Every line below that mentions the word "JSON" should be copied out.

__________________________________________________

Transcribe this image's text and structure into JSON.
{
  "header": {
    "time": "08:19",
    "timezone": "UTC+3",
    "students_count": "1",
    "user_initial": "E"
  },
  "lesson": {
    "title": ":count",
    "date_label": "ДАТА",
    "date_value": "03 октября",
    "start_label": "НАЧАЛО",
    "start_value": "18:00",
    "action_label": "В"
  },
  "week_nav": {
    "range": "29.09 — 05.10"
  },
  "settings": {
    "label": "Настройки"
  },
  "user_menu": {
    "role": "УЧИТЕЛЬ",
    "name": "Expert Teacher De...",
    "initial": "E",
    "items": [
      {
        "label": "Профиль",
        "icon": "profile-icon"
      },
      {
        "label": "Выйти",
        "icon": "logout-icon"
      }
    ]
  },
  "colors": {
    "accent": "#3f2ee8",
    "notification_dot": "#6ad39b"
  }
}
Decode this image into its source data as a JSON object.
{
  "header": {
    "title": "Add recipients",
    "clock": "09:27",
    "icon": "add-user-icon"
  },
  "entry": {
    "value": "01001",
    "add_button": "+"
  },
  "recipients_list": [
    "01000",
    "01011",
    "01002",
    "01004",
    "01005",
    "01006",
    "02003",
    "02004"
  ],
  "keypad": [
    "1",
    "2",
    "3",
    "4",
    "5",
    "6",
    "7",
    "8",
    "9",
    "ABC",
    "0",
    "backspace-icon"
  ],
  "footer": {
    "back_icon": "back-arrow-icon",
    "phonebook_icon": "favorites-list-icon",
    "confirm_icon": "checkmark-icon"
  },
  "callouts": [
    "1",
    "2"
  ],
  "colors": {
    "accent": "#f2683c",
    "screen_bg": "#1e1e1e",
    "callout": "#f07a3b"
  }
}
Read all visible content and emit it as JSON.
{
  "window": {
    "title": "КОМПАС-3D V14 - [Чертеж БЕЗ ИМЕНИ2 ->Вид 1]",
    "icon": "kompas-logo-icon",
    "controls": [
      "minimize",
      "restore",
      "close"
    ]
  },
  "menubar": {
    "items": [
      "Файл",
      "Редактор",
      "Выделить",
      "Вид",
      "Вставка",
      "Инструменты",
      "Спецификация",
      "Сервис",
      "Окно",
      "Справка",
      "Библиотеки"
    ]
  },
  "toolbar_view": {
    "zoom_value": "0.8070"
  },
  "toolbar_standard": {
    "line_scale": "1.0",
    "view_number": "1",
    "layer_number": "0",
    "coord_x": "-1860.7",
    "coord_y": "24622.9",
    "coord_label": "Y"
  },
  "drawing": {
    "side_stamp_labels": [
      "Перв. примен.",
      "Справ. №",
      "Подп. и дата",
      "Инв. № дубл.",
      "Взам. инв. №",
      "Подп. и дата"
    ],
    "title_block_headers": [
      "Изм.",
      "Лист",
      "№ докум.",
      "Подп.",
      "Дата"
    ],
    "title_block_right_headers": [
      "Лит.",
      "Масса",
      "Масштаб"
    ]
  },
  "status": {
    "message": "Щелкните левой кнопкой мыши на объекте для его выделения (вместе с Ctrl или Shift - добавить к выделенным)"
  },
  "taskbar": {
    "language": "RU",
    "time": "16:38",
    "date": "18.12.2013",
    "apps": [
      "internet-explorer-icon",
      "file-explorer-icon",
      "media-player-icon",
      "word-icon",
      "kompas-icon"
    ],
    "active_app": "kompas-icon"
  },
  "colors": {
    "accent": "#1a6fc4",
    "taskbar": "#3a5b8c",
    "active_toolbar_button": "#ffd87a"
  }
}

__________________________________________________

ANSWER TO THE PROBLEM ::
Transcribe this image's text and structure into JSON.
Decode this image into its source data as a JSON object.
Read all visible content and emit it as JSON.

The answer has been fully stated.